» Brief
Could you retype every line below exactly, omitting the images?

» Records shown

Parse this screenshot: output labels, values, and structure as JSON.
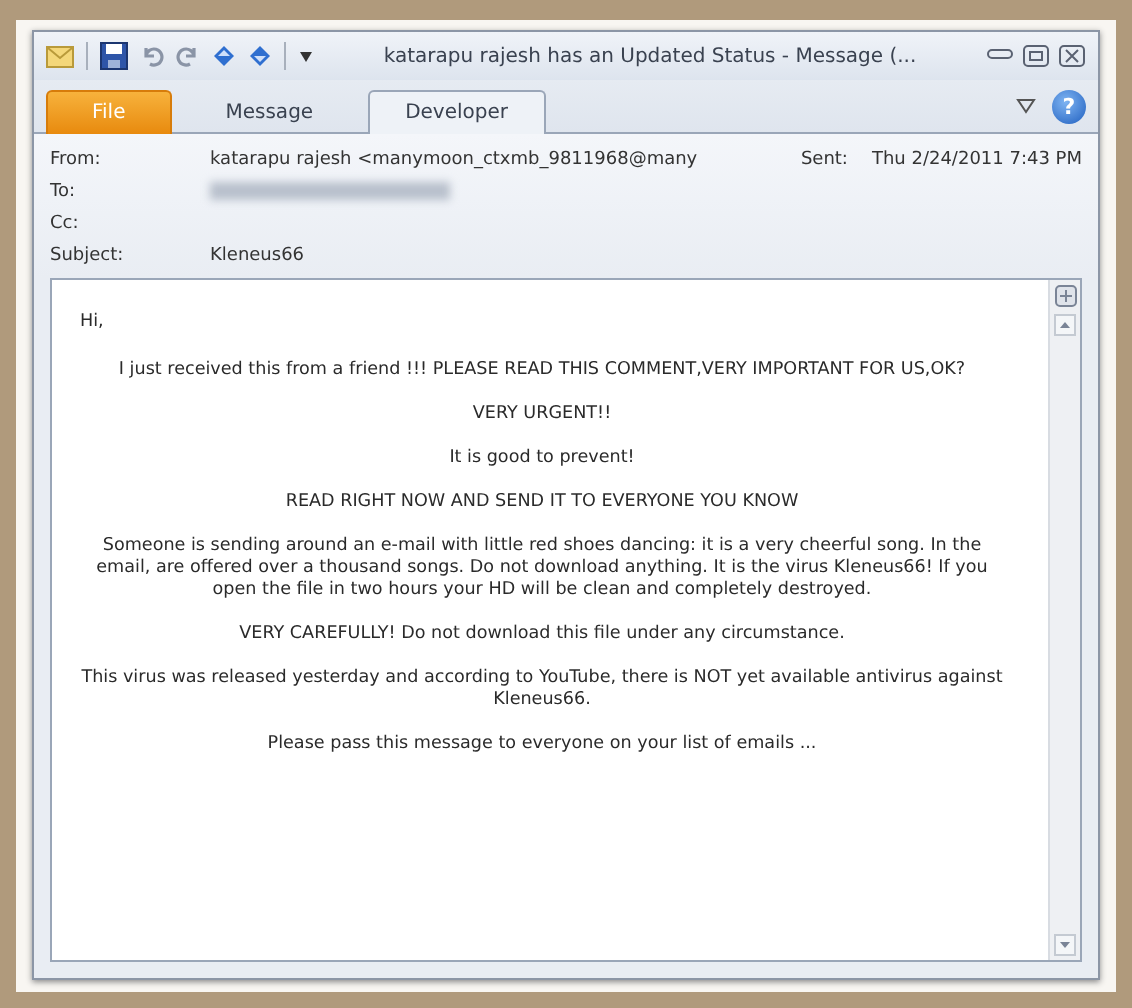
{
  "window": {
    "title": "katarapu rajesh has an Updated Status - Message (...",
    "help": "?"
  },
  "tabs": [
    {
      "label": "File",
      "kind": "backstage",
      "selected": false
    },
    {
      "label": "Message",
      "kind": "ribbon",
      "selected": false
    },
    {
      "label": "Developer",
      "kind": "ribbon",
      "selected": true
    }
  ],
  "header": [
    {
      "label": "From:",
      "value": "katarapu rajesh <manymoon_ctxmb_9811968@many",
      "kind": "text"
    },
    {
      "label": "To:",
      "kind": "redacted"
    },
    {
      "label": "Cc:",
      "kind": "empty"
    },
    {
      "label": "Subject:",
      "value": "Kleneus66",
      "kind": "text"
    }
  ],
  "sent": {
    "label": "Sent:",
    "value": "Thu 2/24/2011 7:43 PM"
  },
  "body": [
    {
      "kind": "greeting",
      "text": "Hi,"
    },
    {
      "kind": "centered",
      "text": "I just received this from a friend !!! PLEASE READ THIS COMMENT,VERY IMPORTANT FOR US,OK?"
    },
    {
      "kind": "centered",
      "text": "VERY URGENT!!"
    },
    {
      "kind": "centered",
      "text": "It is good to prevent!"
    },
    {
      "kind": "centered",
      "text": "READ RIGHT NOW AND SEND IT TO EVERYONE YOU KNOW"
    },
    {
      "kind": "centered",
      "text": "Someone is sending around an e-mail with little red shoes dancing: it is a very cheerful song. In the email, are offered over a thousand songs. Do not download anything. It is the virus Kleneus66! If you open the file in two hours your HD will be clean and completely destroyed."
    },
    {
      "kind": "centered",
      "text": "VERY CAREFULLY! Do not download this file under any circumstance."
    },
    {
      "kind": "centered",
      "text": "This virus was released yesterday and according to YouTube, there is NOT yet available antivirus against Kleneus66."
    },
    {
      "kind": "centered",
      "text": "Please pass this message to everyone on your list of emails ..."
    }
  ]
}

» Task result
Parse this screenshot: output labels, values, and structure as JSON.
{
  "window": {
    "title": "katarapu rajesh has an Updated Status - Message (...",
    "help": "?"
  },
  "tabs": [
    {
      "label": "File",
      "kind": "backstage",
      "selected": false
    },
    {
      "label": "Message",
      "kind": "ribbon",
      "selected": false
    },
    {
      "label": "Developer",
      "kind": "ribbon",
      "selected": true
    }
  ],
  "header": [
    {
      "label": "From:",
      "value": "katarapu rajesh <manymoon_ctxmb_9811968@many",
      "kind": "text"
    },
    {
      "label": "To:",
      "kind": "redacted"
    },
    {
      "label": "Cc:",
      "kind": "empty"
    },
    {
      "label": "Subject:",
      "value": "Kleneus66",
      "kind": "text"
    }
  ],
  "sent": {
    "label": "Sent:",
    "value": "Thu 2/24/2011 7:43 PM"
  },
  "body": [
    {
      "kind": "greeting",
      "text": "Hi,"
    },
    {
      "kind": "centered",
      "text": "I just received this from a friend !!! PLEASE READ THIS COMMENT,VERY IMPORTANT FOR US,OK?"
    },
    {
      "kind": "centered",
      "text": "VERY URGENT!!"
    },
    {
      "kind": "centered",
      "text": "It is good to prevent!"
    },
    {
      "kind": "centered",
      "text": "READ RIGHT NOW AND SEND IT TO EVERYONE YOU KNOW"
    },
    {
      "kind": "centered",
      "text": "Someone is sending around an e-mail with little red shoes dancing: it is a very cheerful song. In the email, are offered over a thousand songs. Do not download anything. It is the virus Kleneus66! If you open the file in two hours your HD will be clean and completely destroyed."
    },
    {
      "kind": "centered",
      "text": "VERY CAREFULLY! Do not download this file under any circumstance."
    },
    {
      "kind": "centered",
      "text": "This virus was released yesterday and according to YouTube, there is NOT yet available antivirus against Kleneus66."
    },
    {
      "kind": "centered",
      "text": "Please pass this message to everyone on your list of emails ..."
    }
  ]
}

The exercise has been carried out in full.